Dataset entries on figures
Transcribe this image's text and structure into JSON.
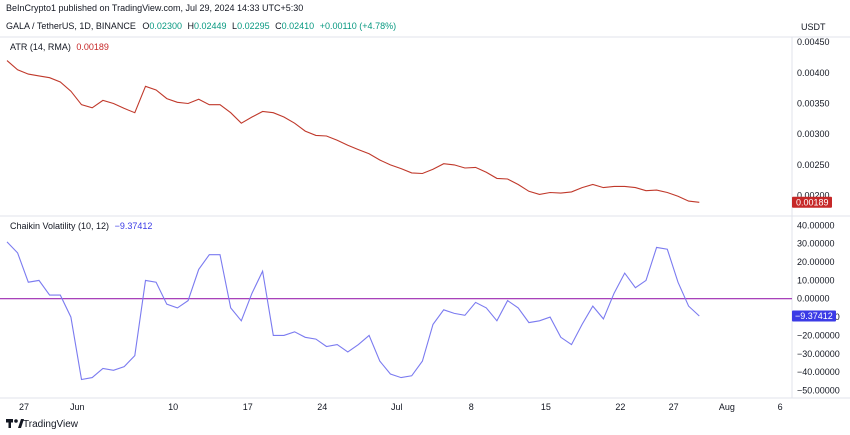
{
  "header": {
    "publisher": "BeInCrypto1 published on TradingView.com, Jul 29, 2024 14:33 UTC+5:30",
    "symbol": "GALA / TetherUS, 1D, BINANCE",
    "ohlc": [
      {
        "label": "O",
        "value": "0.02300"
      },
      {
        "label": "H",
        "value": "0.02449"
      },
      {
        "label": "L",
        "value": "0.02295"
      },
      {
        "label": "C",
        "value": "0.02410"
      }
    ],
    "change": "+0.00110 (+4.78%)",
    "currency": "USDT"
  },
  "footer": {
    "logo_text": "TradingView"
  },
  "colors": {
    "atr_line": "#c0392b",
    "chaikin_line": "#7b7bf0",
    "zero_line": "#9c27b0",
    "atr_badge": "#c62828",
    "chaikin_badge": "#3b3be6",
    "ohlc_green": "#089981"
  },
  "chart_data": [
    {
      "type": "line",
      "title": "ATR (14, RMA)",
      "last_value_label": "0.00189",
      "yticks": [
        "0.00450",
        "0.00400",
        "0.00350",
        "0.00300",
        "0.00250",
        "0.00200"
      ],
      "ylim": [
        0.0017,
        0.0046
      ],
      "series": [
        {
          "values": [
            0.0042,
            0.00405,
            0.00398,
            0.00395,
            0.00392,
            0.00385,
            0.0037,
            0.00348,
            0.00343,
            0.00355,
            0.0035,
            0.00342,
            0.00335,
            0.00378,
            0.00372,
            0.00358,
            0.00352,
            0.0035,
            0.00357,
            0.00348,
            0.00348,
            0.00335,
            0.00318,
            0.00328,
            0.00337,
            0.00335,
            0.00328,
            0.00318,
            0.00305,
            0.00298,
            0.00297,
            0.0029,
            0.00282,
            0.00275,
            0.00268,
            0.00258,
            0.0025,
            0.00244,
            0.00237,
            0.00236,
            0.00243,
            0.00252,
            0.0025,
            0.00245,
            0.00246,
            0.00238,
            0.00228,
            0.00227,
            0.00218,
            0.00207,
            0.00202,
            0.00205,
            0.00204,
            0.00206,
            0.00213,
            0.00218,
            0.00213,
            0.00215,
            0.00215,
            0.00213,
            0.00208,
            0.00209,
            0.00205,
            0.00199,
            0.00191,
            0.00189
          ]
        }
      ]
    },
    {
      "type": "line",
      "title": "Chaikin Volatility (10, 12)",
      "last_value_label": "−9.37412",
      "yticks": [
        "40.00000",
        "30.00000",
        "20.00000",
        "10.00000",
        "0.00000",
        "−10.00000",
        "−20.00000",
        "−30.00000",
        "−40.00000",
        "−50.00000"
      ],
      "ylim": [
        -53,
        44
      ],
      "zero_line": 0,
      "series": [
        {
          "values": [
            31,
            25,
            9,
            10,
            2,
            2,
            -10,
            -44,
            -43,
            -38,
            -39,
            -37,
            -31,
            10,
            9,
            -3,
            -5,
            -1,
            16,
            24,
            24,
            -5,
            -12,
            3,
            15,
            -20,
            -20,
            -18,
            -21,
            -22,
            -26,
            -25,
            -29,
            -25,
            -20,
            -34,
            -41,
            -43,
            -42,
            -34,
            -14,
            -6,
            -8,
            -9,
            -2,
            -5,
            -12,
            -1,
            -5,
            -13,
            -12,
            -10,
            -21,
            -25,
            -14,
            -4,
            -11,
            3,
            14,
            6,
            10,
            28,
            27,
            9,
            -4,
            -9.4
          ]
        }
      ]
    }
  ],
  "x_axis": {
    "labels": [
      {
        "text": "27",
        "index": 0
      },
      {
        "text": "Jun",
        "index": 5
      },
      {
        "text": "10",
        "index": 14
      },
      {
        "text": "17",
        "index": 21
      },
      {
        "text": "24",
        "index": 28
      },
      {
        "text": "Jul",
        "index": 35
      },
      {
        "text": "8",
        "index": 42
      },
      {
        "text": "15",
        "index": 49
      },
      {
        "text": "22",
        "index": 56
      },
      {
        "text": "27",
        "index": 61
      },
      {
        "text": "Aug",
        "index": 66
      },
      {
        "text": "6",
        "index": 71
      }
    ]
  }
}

REQUIREMENT
Exactly reproduce the entries above, minus the pictures.

SOLUTION TO THE PROBLEM
Transcribe this image's text and structure into JSON.
{
  "header": {
    "publisher": "BeInCrypto1 published on TradingView.com, Jul 29, 2024 14:33 UTC+5:30",
    "symbol": "GALA / TetherUS, 1D, BINANCE",
    "ohlc": [
      {
        "label": "O",
        "value": "0.02300"
      },
      {
        "label": "H",
        "value": "0.02449"
      },
      {
        "label": "L",
        "value": "0.02295"
      },
      {
        "label": "C",
        "value": "0.02410"
      }
    ],
    "change": "+0.00110 (+4.78%)",
    "currency": "USDT"
  },
  "footer": {
    "logo_text": "TradingView"
  },
  "colors": {
    "atr_line": "#c0392b",
    "chaikin_line": "#7b7bf0",
    "zero_line": "#9c27b0",
    "atr_badge": "#c62828",
    "chaikin_badge": "#3b3be6",
    "ohlc_green": "#089981"
  },
  "chart_data": [
    {
      "type": "line",
      "title": "ATR (14, RMA)",
      "last_value_label": "0.00189",
      "yticks": [
        "0.00450",
        "0.00400",
        "0.00350",
        "0.00300",
        "0.00250",
        "0.00200"
      ],
      "ylim": [
        0.0017,
        0.0046
      ],
      "series": [
        {
          "values": [
            0.0042,
            0.00405,
            0.00398,
            0.00395,
            0.00392,
            0.00385,
            0.0037,
            0.00348,
            0.00343,
            0.00355,
            0.0035,
            0.00342,
            0.00335,
            0.00378,
            0.00372,
            0.00358,
            0.00352,
            0.0035,
            0.00357,
            0.00348,
            0.00348,
            0.00335,
            0.00318,
            0.00328,
            0.00337,
            0.00335,
            0.00328,
            0.00318,
            0.00305,
            0.00298,
            0.00297,
            0.0029,
            0.00282,
            0.00275,
            0.00268,
            0.00258,
            0.0025,
            0.00244,
            0.00237,
            0.00236,
            0.00243,
            0.00252,
            0.0025,
            0.00245,
            0.00246,
            0.00238,
            0.00228,
            0.00227,
            0.00218,
            0.00207,
            0.00202,
            0.00205,
            0.00204,
            0.00206,
            0.00213,
            0.00218,
            0.00213,
            0.00215,
            0.00215,
            0.00213,
            0.00208,
            0.00209,
            0.00205,
            0.00199,
            0.00191,
            0.00189
          ]
        }
      ]
    },
    {
      "type": "line",
      "title": "Chaikin Volatility (10, 12)",
      "last_value_label": "−9.37412",
      "yticks": [
        "40.00000",
        "30.00000",
        "20.00000",
        "10.00000",
        "0.00000",
        "−10.00000",
        "−20.00000",
        "−30.00000",
        "−40.00000",
        "−50.00000"
      ],
      "ylim": [
        -53,
        44
      ],
      "zero_line": 0,
      "series": [
        {
          "values": [
            31,
            25,
            9,
            10,
            2,
            2,
            -10,
            -44,
            -43,
            -38,
            -39,
            -37,
            -31,
            10,
            9,
            -3,
            -5,
            -1,
            16,
            24,
            24,
            -5,
            -12,
            3,
            15,
            -20,
            -20,
            -18,
            -21,
            -22,
            -26,
            -25,
            -29,
            -25,
            -20,
            -34,
            -41,
            -43,
            -42,
            -34,
            -14,
            -6,
            -8,
            -9,
            -2,
            -5,
            -12,
            -1,
            -5,
            -13,
            -12,
            -10,
            -21,
            -25,
            -14,
            -4,
            -11,
            3,
            14,
            6,
            10,
            28,
            27,
            9,
            -4,
            -9.4
          ]
        }
      ]
    }
  ],
  "x_axis": {
    "labels": [
      {
        "text": "27",
        "index": 0
      },
      {
        "text": "Jun",
        "index": 5
      },
      {
        "text": "10",
        "index": 14
      },
      {
        "text": "17",
        "index": 21
      },
      {
        "text": "24",
        "index": 28
      },
      {
        "text": "Jul",
        "index": 35
      },
      {
        "text": "8",
        "index": 42
      },
      {
        "text": "15",
        "index": 49
      },
      {
        "text": "22",
        "index": 56
      },
      {
        "text": "27",
        "index": 61
      },
      {
        "text": "Aug",
        "index": 66
      },
      {
        "text": "6",
        "index": 71
      }
    ]
  }
}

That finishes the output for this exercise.